## Exercise details
Omit the pictures, then reproduce every remaining record exactly.

## Dataset excerpts
════════
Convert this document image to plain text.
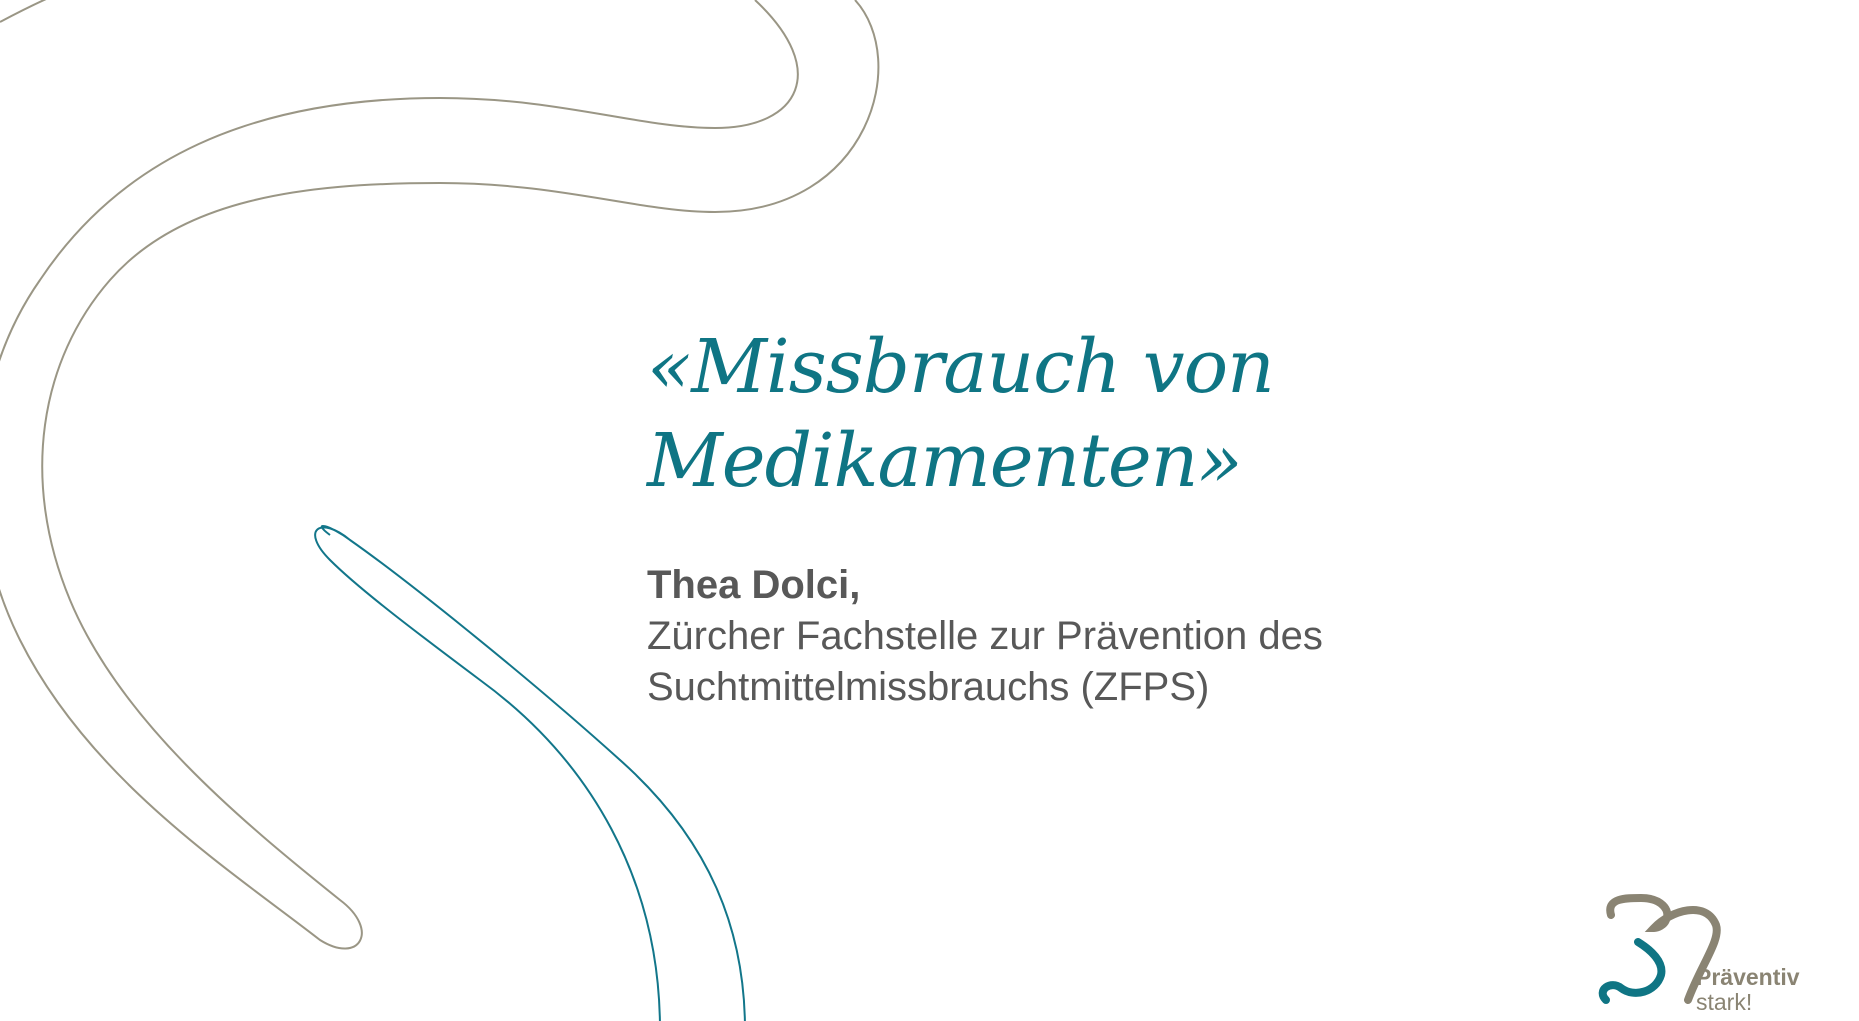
«Missbrauch von
Medikamenten»
Thea Dolci,
Zürcher Fachstelle zur Prävention des
Suchtmittelmissbrauchs (ZFPS)
Präventiv
stark!
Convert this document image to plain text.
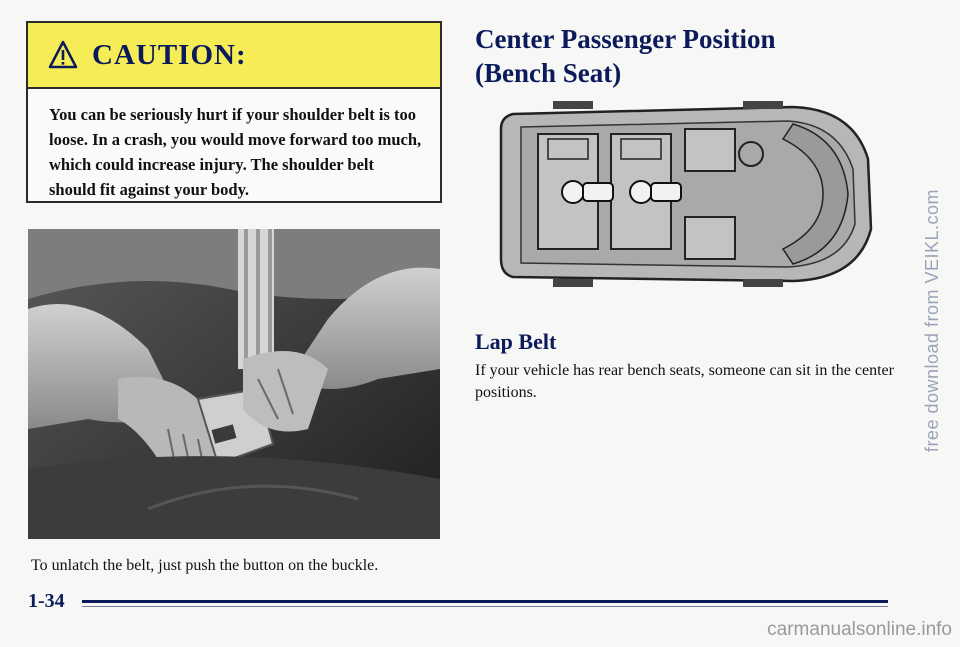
CAUTION:
You can be seriously hurt if your shoulder belt is too loose. In a crash, you would move forward too much, which could increase injury. The shoulder belt should fit against your body.
To unlatch the belt, just push the button on the buckle.
1-34
Center Passenger Position
(Bench Seat)
Lap Belt
If your vehicle has rear bench seats, someone can sit in the center positions.	free download from VEIKL.com
carmanualsonline.info
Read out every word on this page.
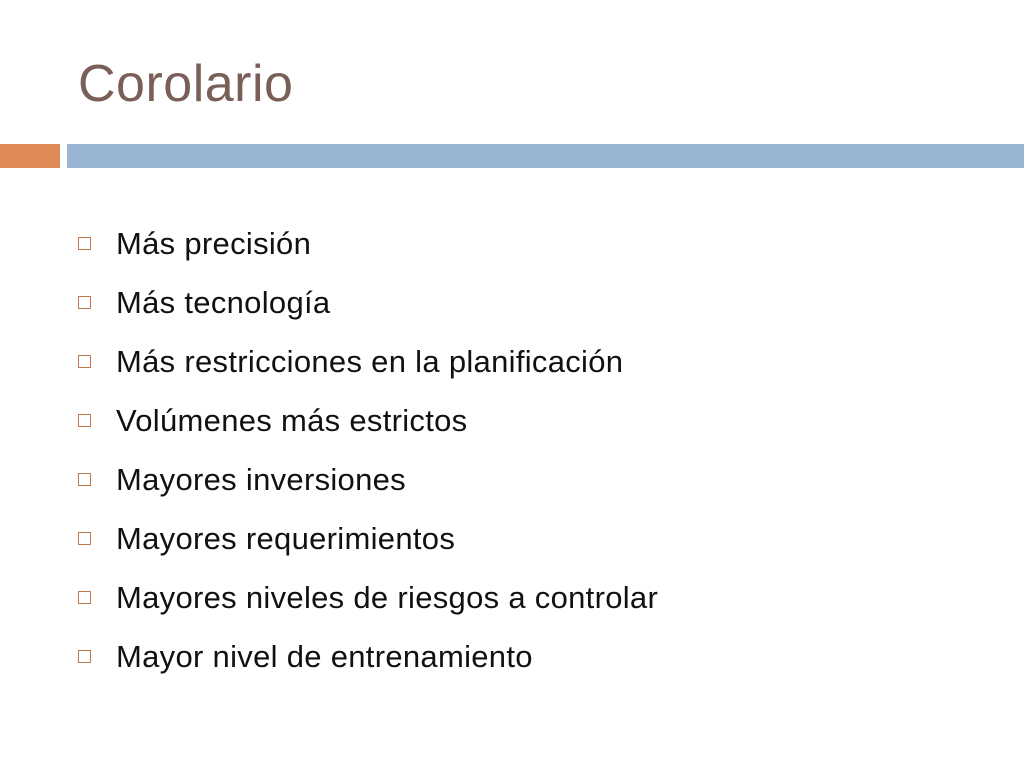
Corolario
Más precisión
Más tecnología
Más restricciones en la planificación
Volúmenes más estrictos
Mayores inversiones
Mayores requerimientos
Mayores niveles de riesgos a controlar
Mayor nivel de entrenamiento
════════
## Correct output
Convert this document image to plain text.
«Missbrauch von
Medikamenten»
Thea Dolci,
Zürcher Fachstelle zur Prävention des
Suchtmittelmissbrauchs (ZFPS)
Präventiv
stark!
Convert this document image to plain text.
CAUTION:
You can be seriously hurt if your shoulder belt is too loose. In a crash, you would move forward too much, which could increase injury. The shoulder belt should fit against your body.
To unlatch the belt, just push the button on the buckle.
1-34
Center Passenger Position
(Bench Seat)
Lap Belt
If your vehicle has rear bench seats, someone can sit in the center positions.	free download from VEIKL.com
carmanualsonline.info
Read out every word on this page.
Corolario
Más precisión
Más tecnología
Más restricciones en la planificación
Volúmenes más estrictos
Mayores inversiones
Mayores requerimientos
Mayores niveles de riesgos a controlar
Mayor nivel de entrenamiento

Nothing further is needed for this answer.